● **Extracted records**:

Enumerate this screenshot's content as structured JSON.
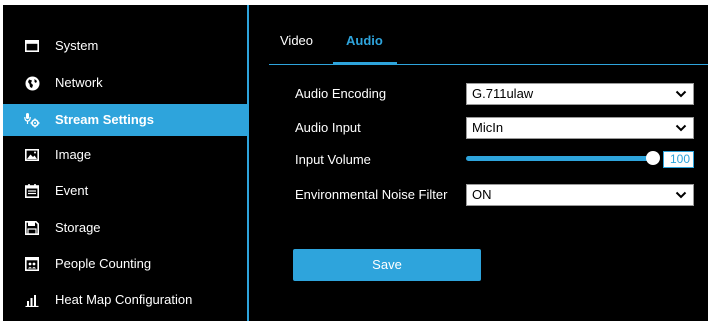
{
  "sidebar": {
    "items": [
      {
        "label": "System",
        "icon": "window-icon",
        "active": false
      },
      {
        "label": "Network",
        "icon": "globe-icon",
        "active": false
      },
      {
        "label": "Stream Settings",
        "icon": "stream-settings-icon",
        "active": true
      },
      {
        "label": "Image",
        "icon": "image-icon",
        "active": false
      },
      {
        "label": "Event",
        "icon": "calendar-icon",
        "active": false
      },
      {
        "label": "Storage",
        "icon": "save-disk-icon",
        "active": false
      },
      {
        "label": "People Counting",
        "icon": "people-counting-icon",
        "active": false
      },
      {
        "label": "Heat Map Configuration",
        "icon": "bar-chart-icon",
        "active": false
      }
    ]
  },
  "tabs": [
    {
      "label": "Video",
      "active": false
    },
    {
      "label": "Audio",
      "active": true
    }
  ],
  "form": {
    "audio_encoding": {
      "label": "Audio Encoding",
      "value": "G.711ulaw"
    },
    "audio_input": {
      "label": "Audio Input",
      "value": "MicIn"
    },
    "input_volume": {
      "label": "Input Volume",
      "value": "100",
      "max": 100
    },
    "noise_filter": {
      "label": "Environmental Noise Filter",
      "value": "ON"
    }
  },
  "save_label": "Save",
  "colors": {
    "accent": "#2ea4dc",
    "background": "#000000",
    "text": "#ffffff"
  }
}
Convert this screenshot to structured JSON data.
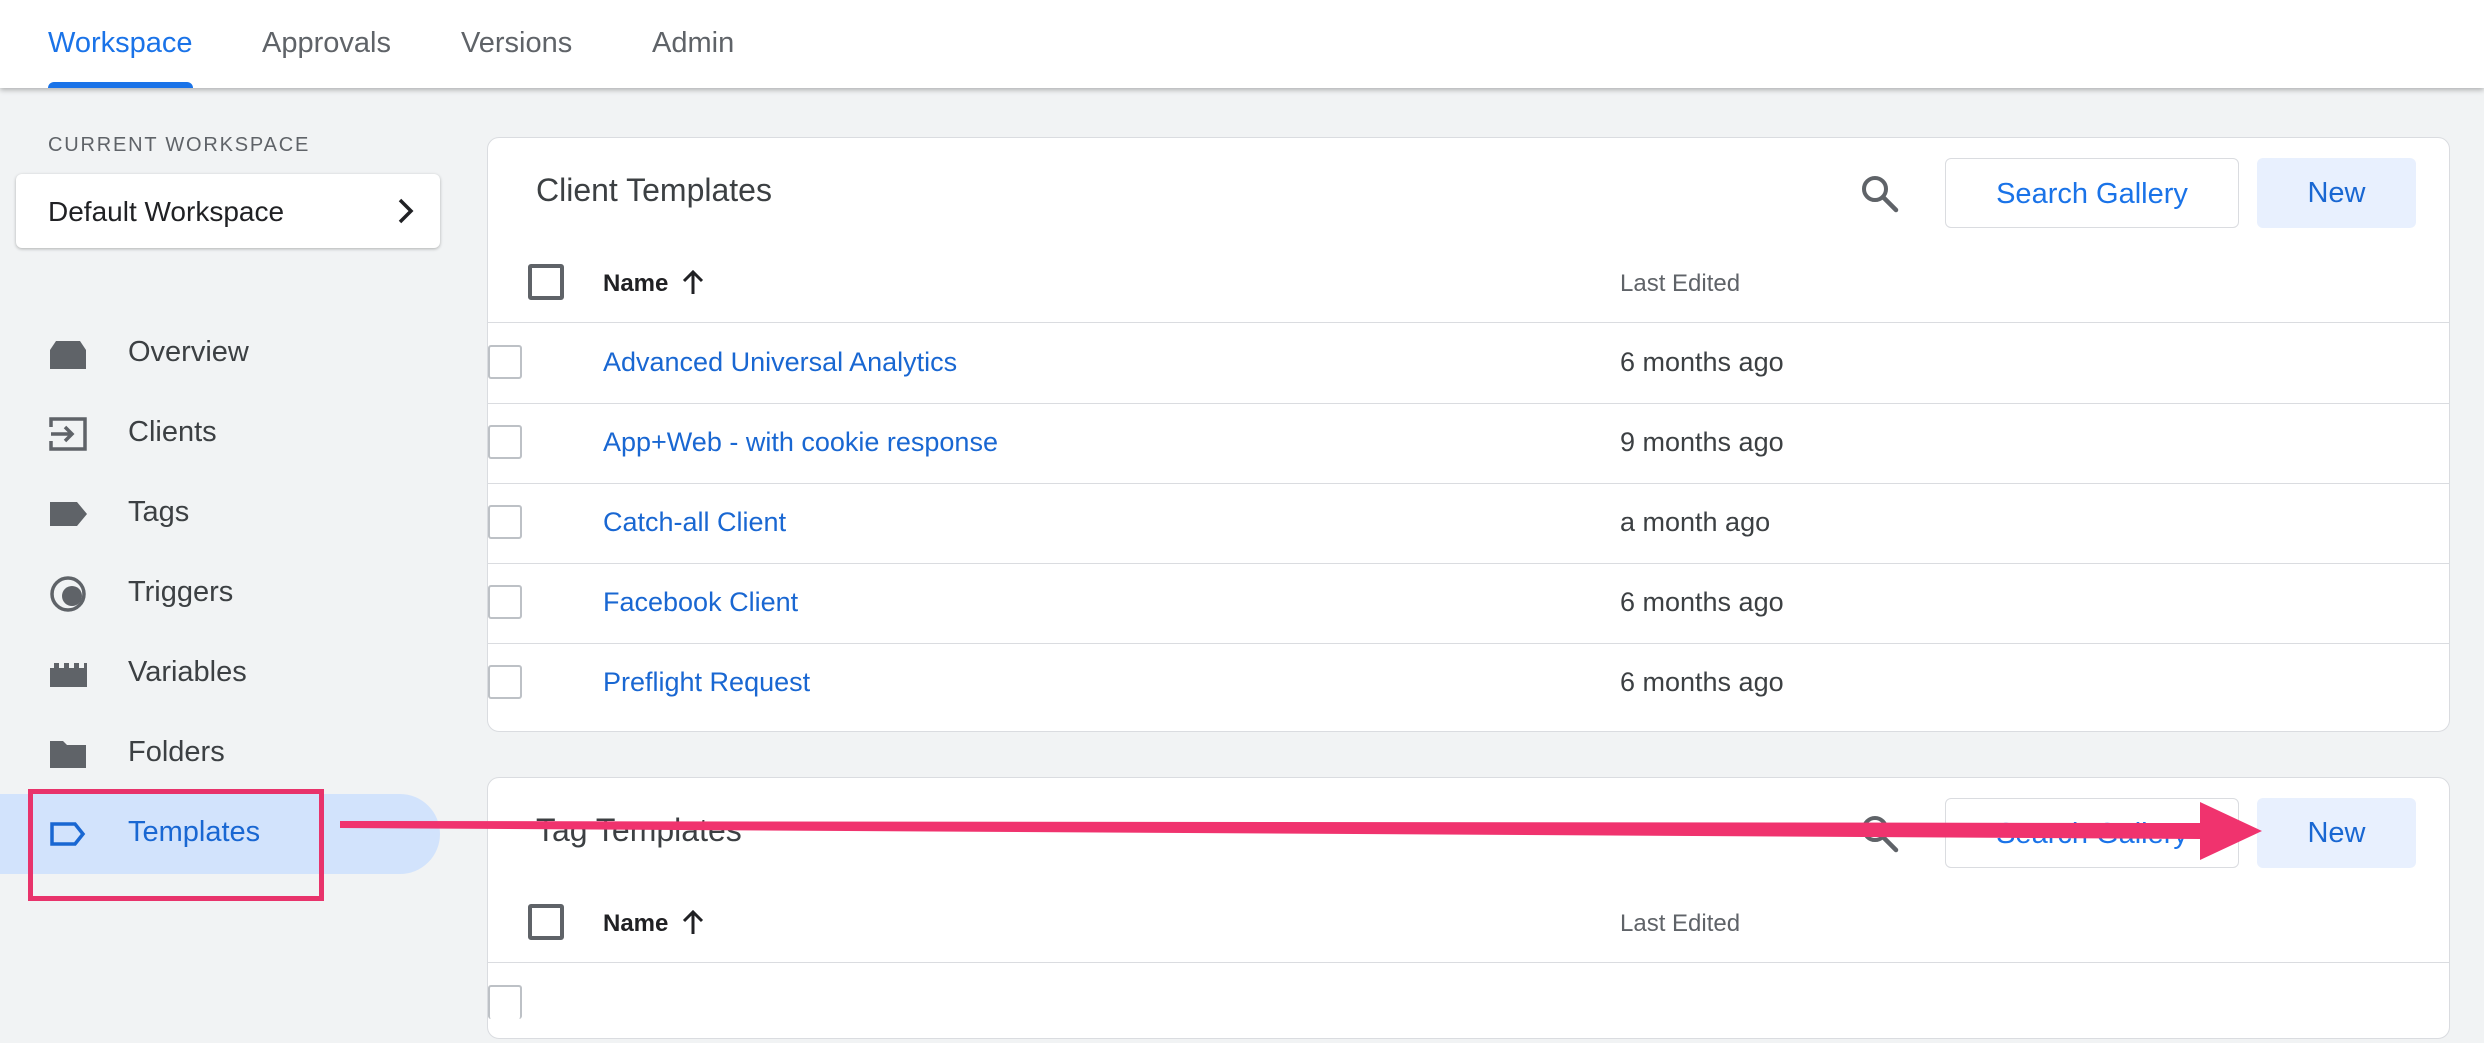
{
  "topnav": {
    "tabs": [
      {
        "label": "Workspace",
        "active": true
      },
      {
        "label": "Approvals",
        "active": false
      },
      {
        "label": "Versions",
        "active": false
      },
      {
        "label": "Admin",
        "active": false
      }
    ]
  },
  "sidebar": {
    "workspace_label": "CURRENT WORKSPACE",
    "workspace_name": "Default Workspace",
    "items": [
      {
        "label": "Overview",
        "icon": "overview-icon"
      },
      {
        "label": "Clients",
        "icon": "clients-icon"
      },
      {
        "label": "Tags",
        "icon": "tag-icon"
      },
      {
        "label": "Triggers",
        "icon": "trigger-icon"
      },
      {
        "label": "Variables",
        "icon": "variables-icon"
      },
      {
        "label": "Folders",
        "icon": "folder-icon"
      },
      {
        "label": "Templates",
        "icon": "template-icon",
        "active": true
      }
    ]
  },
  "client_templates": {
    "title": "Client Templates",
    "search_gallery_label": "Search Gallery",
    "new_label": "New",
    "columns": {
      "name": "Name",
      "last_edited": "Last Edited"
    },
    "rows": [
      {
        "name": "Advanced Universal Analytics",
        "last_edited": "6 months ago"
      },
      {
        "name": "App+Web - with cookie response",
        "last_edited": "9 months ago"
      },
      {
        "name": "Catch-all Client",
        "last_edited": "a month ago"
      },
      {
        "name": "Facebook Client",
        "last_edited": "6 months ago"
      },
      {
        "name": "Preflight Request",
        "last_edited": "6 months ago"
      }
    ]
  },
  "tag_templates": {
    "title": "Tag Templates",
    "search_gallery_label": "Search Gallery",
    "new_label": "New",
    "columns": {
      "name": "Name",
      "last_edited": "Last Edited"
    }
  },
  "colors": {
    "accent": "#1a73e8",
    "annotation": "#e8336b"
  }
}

● **What is required**: Reproduce the listing exactly. Leave its pictures out.

● **Result**:
Enumerate this screenshot's content as structured JSON.
{
  "sidebar": {
    "items": [
      {
        "label": "System",
        "icon": "window-icon",
        "active": false
      },
      {
        "label": "Network",
        "icon": "globe-icon",
        "active": false
      },
      {
        "label": "Stream Settings",
        "icon": "stream-settings-icon",
        "active": true
      },
      {
        "label": "Image",
        "icon": "image-icon",
        "active": false
      },
      {
        "label": "Event",
        "icon": "calendar-icon",
        "active": false
      },
      {
        "label": "Storage",
        "icon": "save-disk-icon",
        "active": false
      },
      {
        "label": "People Counting",
        "icon": "people-counting-icon",
        "active": false
      },
      {
        "label": "Heat Map Configuration",
        "icon": "bar-chart-icon",
        "active": false
      }
    ]
  },
  "tabs": [
    {
      "label": "Video",
      "active": false
    },
    {
      "label": "Audio",
      "active": true
    }
  ],
  "form": {
    "audio_encoding": {
      "label": "Audio Encoding",
      "value": "G.711ulaw"
    },
    "audio_input": {
      "label": "Audio Input",
      "value": "MicIn"
    },
    "input_volume": {
      "label": "Input Volume",
      "value": "100",
      "max": 100
    },
    "noise_filter": {
      "label": "Environmental Noise Filter",
      "value": "ON"
    }
  },
  "save_label": "Save",
  "colors": {
    "accent": "#2ea4dc",
    "background": "#000000",
    "text": "#ffffff"
  }
}
Convert this screenshot to structured JSON data.
{
  "topnav": {
    "tabs": [
      {
        "label": "Workspace",
        "active": true
      },
      {
        "label": "Approvals",
        "active": false
      },
      {
        "label": "Versions",
        "active": false
      },
      {
        "label": "Admin",
        "active": false
      }
    ]
  },
  "sidebar": {
    "workspace_label": "CURRENT WORKSPACE",
    "workspace_name": "Default Workspace",
    "items": [
      {
        "label": "Overview",
        "icon": "overview-icon"
      },
      {
        "label": "Clients",
        "icon": "clients-icon"
      },
      {
        "label": "Tags",
        "icon": "tag-icon"
      },
      {
        "label": "Triggers",
        "icon": "trigger-icon"
      },
      {
        "label": "Variables",
        "icon": "variables-icon"
      },
      {
        "label": "Folders",
        "icon": "folder-icon"
      },
      {
        "label": "Templates",
        "icon": "template-icon",
        "active": true
      }
    ]
  },
  "client_templates": {
    "title": "Client Templates",
    "search_gallery_label": "Search Gallery",
    "new_label": "New",
    "columns": {
      "name": "Name",
      "last_edited": "Last Edited"
    },
    "rows": [
      {
        "name": "Advanced Universal Analytics",
        "last_edited": "6 months ago"
      },
      {
        "name": "App+Web - with cookie response",
        "last_edited": "9 months ago"
      },
      {
        "name": "Catch-all Client",
        "last_edited": "a month ago"
      },
      {
        "name": "Facebook Client",
        "last_edited": "6 months ago"
      },
      {
        "name": "Preflight Request",
        "last_edited": "6 months ago"
      }
    ]
  },
  "tag_templates": {
    "title": "Tag Templates",
    "search_gallery_label": "Search Gallery",
    "new_label": "New",
    "columns": {
      "name": "Name",
      "last_edited": "Last Edited"
    }
  },
  "colors": {
    "accent": "#1a73e8",
    "annotation": "#e8336b"
  }
}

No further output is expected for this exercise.